◆ Goal:
Pick out every line holding the string "Cena" and copy it.

[Stored data entries]
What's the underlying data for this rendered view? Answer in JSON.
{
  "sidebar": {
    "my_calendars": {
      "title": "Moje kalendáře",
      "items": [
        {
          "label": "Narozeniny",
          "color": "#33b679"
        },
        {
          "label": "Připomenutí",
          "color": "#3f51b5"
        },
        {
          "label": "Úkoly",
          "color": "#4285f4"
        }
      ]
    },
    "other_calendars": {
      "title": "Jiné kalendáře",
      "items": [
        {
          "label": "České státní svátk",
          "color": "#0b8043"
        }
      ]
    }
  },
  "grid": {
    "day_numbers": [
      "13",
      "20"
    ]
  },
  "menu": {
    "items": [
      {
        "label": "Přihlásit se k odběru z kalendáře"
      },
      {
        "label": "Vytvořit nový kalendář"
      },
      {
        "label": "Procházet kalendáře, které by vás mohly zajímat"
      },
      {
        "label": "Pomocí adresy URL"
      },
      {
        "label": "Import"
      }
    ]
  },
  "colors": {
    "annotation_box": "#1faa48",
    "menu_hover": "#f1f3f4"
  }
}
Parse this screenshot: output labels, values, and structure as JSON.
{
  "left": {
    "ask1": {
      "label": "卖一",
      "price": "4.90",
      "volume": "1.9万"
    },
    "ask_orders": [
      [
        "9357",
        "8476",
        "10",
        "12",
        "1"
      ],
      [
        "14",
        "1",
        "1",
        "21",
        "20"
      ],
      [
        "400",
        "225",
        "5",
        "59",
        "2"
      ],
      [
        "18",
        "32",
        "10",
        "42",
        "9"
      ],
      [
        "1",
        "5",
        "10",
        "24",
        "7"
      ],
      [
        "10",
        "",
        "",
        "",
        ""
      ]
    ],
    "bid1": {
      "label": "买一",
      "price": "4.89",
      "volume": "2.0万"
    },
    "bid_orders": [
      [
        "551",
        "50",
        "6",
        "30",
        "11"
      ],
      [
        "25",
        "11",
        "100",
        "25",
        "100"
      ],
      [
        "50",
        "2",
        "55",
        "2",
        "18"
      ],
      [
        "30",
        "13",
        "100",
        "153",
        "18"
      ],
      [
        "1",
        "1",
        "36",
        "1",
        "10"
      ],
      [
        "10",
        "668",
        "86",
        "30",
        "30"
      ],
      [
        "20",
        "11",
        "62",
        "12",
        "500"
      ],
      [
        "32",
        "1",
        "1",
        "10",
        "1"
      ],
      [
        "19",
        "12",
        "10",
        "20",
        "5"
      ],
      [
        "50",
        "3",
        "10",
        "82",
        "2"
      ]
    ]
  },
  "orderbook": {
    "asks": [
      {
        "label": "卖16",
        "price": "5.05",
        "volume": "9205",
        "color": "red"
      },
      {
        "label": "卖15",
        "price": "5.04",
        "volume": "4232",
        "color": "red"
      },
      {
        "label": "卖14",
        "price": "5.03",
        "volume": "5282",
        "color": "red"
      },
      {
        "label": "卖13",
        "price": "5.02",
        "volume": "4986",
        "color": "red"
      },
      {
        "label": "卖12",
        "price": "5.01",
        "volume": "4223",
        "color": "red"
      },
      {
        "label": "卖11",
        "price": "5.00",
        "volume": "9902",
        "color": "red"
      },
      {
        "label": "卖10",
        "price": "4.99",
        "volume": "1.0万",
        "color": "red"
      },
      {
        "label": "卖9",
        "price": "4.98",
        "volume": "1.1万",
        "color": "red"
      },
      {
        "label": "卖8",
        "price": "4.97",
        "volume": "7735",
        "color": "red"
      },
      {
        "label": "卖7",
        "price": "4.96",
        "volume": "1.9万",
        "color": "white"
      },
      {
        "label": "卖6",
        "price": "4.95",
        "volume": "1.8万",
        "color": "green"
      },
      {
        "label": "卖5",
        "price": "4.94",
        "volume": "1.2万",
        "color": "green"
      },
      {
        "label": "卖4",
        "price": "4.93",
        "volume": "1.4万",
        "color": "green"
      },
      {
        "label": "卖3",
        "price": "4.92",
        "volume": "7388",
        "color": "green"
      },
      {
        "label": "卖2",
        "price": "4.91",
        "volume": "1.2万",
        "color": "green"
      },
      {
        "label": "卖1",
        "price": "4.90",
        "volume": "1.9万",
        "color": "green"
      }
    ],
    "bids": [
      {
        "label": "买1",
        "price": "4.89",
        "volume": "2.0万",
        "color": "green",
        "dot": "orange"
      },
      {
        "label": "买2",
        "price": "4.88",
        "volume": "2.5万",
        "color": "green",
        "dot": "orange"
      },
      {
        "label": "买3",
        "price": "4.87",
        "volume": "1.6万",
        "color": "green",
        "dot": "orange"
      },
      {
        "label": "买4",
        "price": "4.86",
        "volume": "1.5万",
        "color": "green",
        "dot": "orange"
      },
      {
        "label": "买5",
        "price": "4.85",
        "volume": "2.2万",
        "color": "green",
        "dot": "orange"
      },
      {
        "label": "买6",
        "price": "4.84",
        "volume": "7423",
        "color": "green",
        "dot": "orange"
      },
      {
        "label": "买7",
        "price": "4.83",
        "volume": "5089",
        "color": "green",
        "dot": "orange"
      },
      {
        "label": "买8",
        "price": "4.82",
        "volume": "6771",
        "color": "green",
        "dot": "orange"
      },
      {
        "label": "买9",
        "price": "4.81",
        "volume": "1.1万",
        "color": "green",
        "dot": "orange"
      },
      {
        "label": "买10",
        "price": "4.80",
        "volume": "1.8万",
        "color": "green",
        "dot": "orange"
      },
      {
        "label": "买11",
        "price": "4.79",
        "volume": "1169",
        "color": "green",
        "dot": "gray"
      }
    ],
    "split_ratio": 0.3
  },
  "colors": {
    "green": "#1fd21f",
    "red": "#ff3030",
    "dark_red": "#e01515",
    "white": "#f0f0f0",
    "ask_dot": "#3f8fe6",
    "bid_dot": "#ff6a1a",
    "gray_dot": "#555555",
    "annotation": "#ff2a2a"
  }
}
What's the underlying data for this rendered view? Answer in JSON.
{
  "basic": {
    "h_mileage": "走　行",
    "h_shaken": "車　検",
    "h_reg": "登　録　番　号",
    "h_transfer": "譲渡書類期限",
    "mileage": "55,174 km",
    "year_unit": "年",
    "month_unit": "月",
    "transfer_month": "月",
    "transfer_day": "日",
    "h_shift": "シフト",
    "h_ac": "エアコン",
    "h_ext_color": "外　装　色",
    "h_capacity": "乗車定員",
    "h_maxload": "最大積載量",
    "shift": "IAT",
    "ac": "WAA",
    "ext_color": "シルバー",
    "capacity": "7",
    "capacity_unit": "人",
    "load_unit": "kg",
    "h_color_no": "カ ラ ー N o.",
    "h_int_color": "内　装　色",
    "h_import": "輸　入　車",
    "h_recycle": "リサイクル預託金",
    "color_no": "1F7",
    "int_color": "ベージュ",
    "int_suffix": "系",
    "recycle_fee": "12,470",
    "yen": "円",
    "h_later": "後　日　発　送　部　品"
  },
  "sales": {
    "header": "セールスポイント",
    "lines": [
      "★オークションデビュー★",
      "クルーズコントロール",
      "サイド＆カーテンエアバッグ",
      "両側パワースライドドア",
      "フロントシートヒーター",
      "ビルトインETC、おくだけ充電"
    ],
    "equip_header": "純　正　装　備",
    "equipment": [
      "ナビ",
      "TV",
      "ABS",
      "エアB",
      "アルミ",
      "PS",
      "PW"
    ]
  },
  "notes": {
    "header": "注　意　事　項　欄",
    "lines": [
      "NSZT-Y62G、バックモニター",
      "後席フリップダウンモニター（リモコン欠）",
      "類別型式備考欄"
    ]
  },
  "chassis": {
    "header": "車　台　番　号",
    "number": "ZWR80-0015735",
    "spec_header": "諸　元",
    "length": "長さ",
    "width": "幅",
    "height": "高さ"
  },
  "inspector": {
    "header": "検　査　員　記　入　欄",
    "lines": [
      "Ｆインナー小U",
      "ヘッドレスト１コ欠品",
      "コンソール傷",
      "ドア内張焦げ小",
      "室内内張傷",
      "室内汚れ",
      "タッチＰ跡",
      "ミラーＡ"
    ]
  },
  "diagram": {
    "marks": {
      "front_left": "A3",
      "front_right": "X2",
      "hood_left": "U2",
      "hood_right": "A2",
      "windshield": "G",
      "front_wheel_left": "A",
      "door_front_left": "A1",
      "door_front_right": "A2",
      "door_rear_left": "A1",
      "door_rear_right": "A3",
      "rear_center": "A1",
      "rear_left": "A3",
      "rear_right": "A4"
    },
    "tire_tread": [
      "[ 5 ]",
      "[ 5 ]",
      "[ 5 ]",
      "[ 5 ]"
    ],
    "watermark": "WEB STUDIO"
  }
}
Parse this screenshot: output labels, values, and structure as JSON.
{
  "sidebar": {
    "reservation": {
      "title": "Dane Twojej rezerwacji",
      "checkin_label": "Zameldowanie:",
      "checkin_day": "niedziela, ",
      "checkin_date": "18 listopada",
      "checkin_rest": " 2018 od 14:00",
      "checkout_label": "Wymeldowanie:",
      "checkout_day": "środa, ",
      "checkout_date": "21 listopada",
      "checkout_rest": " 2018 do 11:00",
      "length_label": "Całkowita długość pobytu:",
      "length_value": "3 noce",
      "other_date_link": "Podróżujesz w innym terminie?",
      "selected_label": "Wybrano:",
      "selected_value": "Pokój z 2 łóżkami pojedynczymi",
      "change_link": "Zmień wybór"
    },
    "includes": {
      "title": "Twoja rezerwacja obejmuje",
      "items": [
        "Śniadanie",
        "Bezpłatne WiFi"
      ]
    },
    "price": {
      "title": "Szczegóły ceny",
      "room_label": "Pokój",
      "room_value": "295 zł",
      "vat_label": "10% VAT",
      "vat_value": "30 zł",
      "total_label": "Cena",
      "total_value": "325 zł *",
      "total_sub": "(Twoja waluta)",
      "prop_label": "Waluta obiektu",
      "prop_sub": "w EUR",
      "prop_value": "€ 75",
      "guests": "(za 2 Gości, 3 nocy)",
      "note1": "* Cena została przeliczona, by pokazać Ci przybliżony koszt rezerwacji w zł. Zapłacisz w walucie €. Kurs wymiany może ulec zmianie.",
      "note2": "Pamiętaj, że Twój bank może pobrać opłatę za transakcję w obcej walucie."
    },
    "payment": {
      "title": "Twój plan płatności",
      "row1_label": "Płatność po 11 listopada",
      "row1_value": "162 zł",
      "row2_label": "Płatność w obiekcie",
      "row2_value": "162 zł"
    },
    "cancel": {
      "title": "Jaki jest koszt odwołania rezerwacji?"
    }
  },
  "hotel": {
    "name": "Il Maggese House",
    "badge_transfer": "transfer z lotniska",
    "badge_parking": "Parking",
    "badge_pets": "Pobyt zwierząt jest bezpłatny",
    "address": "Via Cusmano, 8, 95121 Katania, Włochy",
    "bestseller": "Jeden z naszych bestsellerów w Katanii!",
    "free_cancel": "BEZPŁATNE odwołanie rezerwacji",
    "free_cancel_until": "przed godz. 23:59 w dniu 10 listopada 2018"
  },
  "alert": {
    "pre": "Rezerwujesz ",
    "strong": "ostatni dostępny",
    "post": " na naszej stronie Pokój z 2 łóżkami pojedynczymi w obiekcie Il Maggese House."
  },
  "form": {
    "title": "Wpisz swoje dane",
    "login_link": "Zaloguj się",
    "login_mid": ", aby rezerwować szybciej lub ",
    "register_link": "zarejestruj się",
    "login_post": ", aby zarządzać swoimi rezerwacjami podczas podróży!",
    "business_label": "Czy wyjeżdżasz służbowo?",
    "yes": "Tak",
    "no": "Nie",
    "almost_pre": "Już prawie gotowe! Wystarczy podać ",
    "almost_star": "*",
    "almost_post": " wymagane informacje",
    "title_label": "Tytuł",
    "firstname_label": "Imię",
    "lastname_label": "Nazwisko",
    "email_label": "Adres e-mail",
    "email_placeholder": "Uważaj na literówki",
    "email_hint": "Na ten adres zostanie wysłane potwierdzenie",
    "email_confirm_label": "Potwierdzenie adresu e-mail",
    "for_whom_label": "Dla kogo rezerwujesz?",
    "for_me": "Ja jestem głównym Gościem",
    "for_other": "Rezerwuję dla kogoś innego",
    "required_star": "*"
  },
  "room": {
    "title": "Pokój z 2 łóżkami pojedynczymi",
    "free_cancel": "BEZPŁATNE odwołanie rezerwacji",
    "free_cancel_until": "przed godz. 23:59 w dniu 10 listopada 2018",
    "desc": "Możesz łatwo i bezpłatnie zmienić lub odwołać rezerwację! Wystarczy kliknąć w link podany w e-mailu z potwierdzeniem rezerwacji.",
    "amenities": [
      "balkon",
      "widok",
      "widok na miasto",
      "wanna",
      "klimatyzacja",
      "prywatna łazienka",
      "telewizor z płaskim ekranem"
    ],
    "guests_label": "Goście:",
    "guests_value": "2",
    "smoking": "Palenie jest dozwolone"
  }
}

◆ Answer for this exercise:
      "total_label": "Cena",
      "note1": "* Cena została przeliczona, by pokazać Ci przybliżony koszt rezerwacji w zł. Zapłacisz w walucie €. Kurs wymiany może ulec zmianie.",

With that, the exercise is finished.